### MATERIAL FOR THIS EXERCISE ###
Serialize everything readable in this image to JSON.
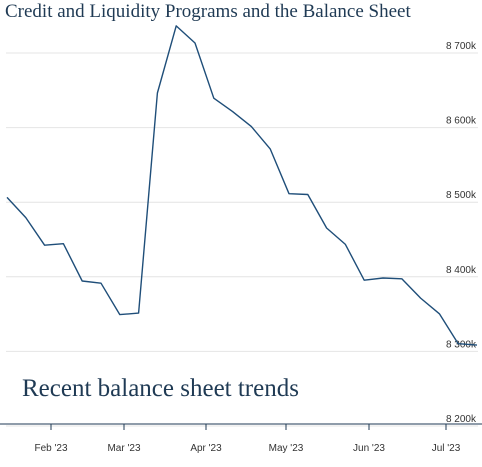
{
  "header": {
    "title": "Credit and Liquidity Programs and the Balance Sheet"
  },
  "chart_data": {
    "type": "line",
    "title": "",
    "subtitle": "Recent balance sheet trends",
    "xlabel": "",
    "ylabel": "",
    "x_tick_labels": [
      "Feb '23",
      "Mar '23",
      "Apr '23",
      "May '23",
      "Jun '23",
      "Jul '23"
    ],
    "y_tick_labels": [
      "8 200k",
      "8 300k",
      "8 400k",
      "8 500k",
      "8 600k",
      "8 700k"
    ],
    "y_ticks": [
      8200,
      8300,
      8400,
      8500,
      8600,
      8700
    ],
    "ylim": [
      8200,
      8700
    ],
    "grid": true,
    "series": [
      {
        "values": [
          8497,
          8470,
          8433,
          8435,
          8385,
          8382,
          8340,
          8342,
          8637,
          8727,
          8704,
          8630,
          8612,
          8592,
          8562,
          8502,
          8501,
          8456,
          8434,
          8386,
          8389,
          8388,
          8362,
          8341,
          8301,
          8299
        ]
      }
    ],
    "colors": {
      "line": "#1f4e79",
      "text": "#1f3a54",
      "grid": "#e4e4e4"
    }
  }
}
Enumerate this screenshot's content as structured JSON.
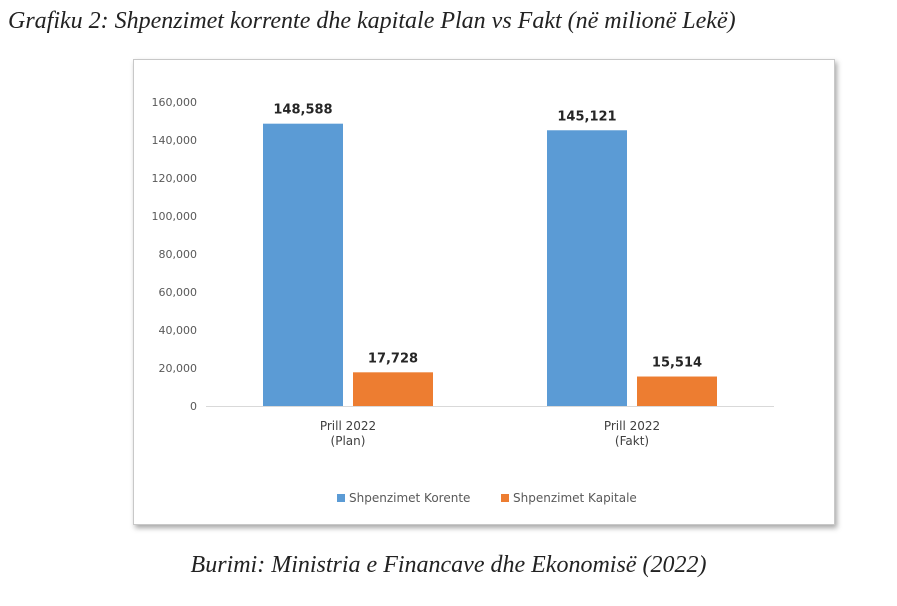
{
  "figure_title": "Grafiku 2: Shpenzimet korrente dhe kapitale Plan vs Fakt (në milionë Lekë)",
  "source_caption": "Burimi: Ministria e Financave dhe Ekonomisë (2022)",
  "chart_data": {
    "type": "bar",
    "categories": [
      [
        "Prill 2022",
        "(Plan)"
      ],
      [
        "Prill 2022",
        "(Fakt)"
      ]
    ],
    "series": [
      {
        "name": "Shpenzimet Korente",
        "values": [
          148588,
          145121
        ],
        "labels": [
          "148,588",
          "145,121"
        ],
        "color": "#5b9bd5"
      },
      {
        "name": "Shpenzimet Kapitale",
        "values": [
          17728,
          15514
        ],
        "labels": [
          "17,728",
          "15,514"
        ],
        "color": "#ed7d31"
      }
    ],
    "ylim": [
      0,
      160000
    ],
    "yticks": [
      "0",
      "20,000",
      "40,000",
      "60,000",
      "80,000",
      "100,000",
      "120,000",
      "140,000",
      "160,000"
    ],
    "ytick_values": [
      0,
      20000,
      40000,
      60000,
      80000,
      100000,
      120000,
      140000,
      160000
    ],
    "grid": false,
    "legend_position": "bottom"
  }
}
###
### WHAT YOU HAVE TO DO
Transcribe each entry precisely as given, leaving the pictures out.

### EXPECTED ANSWER
Serialize everything readable in this image to JSON.
{
  "header": {
    "title": "Credit and Liquidity Programs and the Balance Sheet"
  },
  "chart_data": {
    "type": "line",
    "title": "",
    "subtitle": "Recent balance sheet trends",
    "xlabel": "",
    "ylabel": "",
    "x_tick_labels": [
      "Feb '23",
      "Mar '23",
      "Apr '23",
      "May '23",
      "Jun '23",
      "Jul '23"
    ],
    "y_tick_labels": [
      "8 200k",
      "8 300k",
      "8 400k",
      "8 500k",
      "8 600k",
      "8 700k"
    ],
    "y_ticks": [
      8200,
      8300,
      8400,
      8500,
      8600,
      8700
    ],
    "ylim": [
      8200,
      8700
    ],
    "grid": true,
    "series": [
      {
        "values": [
          8497,
          8470,
          8433,
          8435,
          8385,
          8382,
          8340,
          8342,
          8637,
          8727,
          8704,
          8630,
          8612,
          8592,
          8562,
          8502,
          8501,
          8456,
          8434,
          8386,
          8389,
          8388,
          8362,
          8341,
          8301,
          8299
        ]
      }
    ],
    "colors": {
      "line": "#1f4e79",
      "text": "#1f3a54",
      "grid": "#e4e4e4"
    }
  }
}
Enumerate this screenshot's content as structured JSON.
{
  "figure_title": "Grafiku 2: Shpenzimet korrente dhe kapitale Plan vs Fakt (në milionë Lekë)",
  "source_caption": "Burimi: Ministria e Financave dhe Ekonomisë (2022)",
  "chart_data": {
    "type": "bar",
    "categories": [
      [
        "Prill 2022",
        "(Plan)"
      ],
      [
        "Prill 2022",
        "(Fakt)"
      ]
    ],
    "series": [
      {
        "name": "Shpenzimet Korente",
        "values": [
          148588,
          145121
        ],
        "labels": [
          "148,588",
          "145,121"
        ],
        "color": "#5b9bd5"
      },
      {
        "name": "Shpenzimet Kapitale",
        "values": [
          17728,
          15514
        ],
        "labels": [
          "17,728",
          "15,514"
        ],
        "color": "#ed7d31"
      }
    ],
    "ylim": [
      0,
      160000
    ],
    "yticks": [
      "0",
      "20,000",
      "40,000",
      "60,000",
      "80,000",
      "100,000",
      "120,000",
      "140,000",
      "160,000"
    ],
    "ytick_values": [
      0,
      20000,
      40000,
      60000,
      80000,
      100000,
      120000,
      140000,
      160000
    ],
    "grid": false,
    "legend_position": "bottom"
  }
}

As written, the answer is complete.